» **Task description**:
Reproduce the lines starting at the first one and ending at the one containing "tweet-header: Nonno Infame", changing every "tweet-line" to "text-line" and leaving everything else unchanged.

» **Data to use**:

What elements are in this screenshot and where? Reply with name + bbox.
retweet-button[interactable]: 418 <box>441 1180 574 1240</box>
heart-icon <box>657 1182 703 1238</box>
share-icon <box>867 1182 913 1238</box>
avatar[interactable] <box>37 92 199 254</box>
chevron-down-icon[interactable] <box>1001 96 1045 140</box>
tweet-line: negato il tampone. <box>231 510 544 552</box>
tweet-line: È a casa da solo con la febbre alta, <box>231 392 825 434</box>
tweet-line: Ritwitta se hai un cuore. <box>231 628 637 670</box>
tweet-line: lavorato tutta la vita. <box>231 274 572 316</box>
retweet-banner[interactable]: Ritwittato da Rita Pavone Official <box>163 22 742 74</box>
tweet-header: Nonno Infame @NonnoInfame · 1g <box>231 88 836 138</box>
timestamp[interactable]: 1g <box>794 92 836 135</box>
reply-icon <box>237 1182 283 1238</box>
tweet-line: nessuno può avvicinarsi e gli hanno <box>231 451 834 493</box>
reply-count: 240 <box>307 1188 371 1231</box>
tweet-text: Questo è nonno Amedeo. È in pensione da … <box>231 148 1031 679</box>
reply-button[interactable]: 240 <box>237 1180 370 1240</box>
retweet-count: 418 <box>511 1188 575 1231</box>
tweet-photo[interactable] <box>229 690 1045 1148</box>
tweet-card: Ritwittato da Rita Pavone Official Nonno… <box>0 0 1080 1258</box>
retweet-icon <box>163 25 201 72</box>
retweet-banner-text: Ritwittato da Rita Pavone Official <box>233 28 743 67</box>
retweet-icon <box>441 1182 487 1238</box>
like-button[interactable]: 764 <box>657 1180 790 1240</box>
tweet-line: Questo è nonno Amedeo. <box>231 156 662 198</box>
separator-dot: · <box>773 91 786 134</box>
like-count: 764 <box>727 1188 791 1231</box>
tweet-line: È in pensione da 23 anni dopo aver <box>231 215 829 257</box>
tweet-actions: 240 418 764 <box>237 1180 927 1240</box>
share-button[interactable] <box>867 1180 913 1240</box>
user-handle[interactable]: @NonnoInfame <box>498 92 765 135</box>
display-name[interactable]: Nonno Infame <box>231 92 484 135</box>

» **Task answer**:
What elements are in this screenshot and where? Reply with name + bbox.
retweet-button[interactable]: 418 <box>441 1180 574 1240</box>
heart-icon <box>657 1182 703 1238</box>
share-icon <box>867 1182 913 1238</box>
avatar[interactable] <box>37 92 199 254</box>
chevron-down-icon[interactable] <box>1001 96 1045 140</box>
text-line: negato il tampone. <box>231 510 544 552</box>
text-line: È a casa da solo con la febbre alta, <box>231 392 825 434</box>
text-line: Ritwitta se hai un cuore. <box>231 628 637 670</box>
text-line: lavorato tutta la vita. <box>231 274 572 316</box>
retweet-banner[interactable]: Ritwittato da Rita Pavone Official <box>163 22 742 74</box>
tweet-header: Nonno Infame @NonnoInfame · 1g <box>231 88 836 138</box>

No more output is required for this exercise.